Aim
Read through the data and count the lines that contain the string "JSON"; give only the result.

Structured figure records
####

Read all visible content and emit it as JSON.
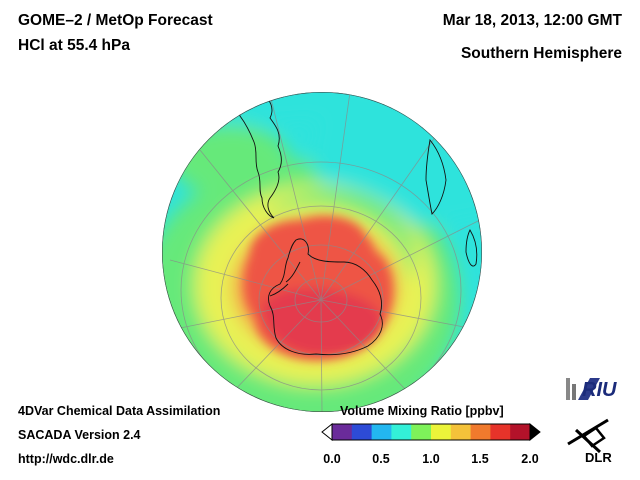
{
  "header": {
    "title_line1": "GOME–2 / MetOp Forecast",
    "title_line2": "HCl at 55.4 hPa",
    "date": "Mar 18, 2013, 12:00 GMT",
    "region": "Southern Hemisphere"
  },
  "footer": {
    "line1": "4DVar Chemical Data Assimilation",
    "line2": "SACADA Version 2.4",
    "url": "http://wdc.dlr.de"
  },
  "colorbar": {
    "title": "Volume Mixing Ratio [ppbv]",
    "ticks": [
      "0.0",
      "0.5",
      "1.0",
      "1.5",
      "2.0"
    ],
    "range": [
      0.0,
      2.0
    ],
    "colors": [
      "#6a2b9a",
      "#2d4bd6",
      "#23b7f0",
      "#33f0d8",
      "#7ef25a",
      "#ecf43a",
      "#f4c23a",
      "#f07a2d",
      "#e6332a",
      "#b3122a"
    ]
  },
  "logos": {
    "riu": "RIU",
    "dlr": "DLR"
  },
  "map_colors": {
    "background": "#2fe3dc",
    "green": "#66e97a",
    "yellow": "#e8f255",
    "orange": "#f4a04a",
    "red": "#ee5544",
    "crimson": "#e43a4e"
  }
}
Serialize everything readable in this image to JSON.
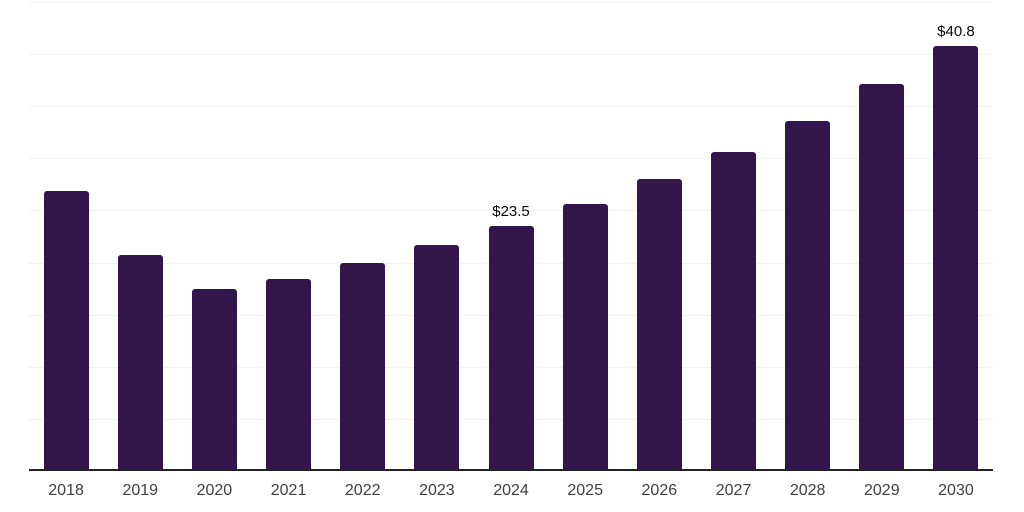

####

Response to this exercise
2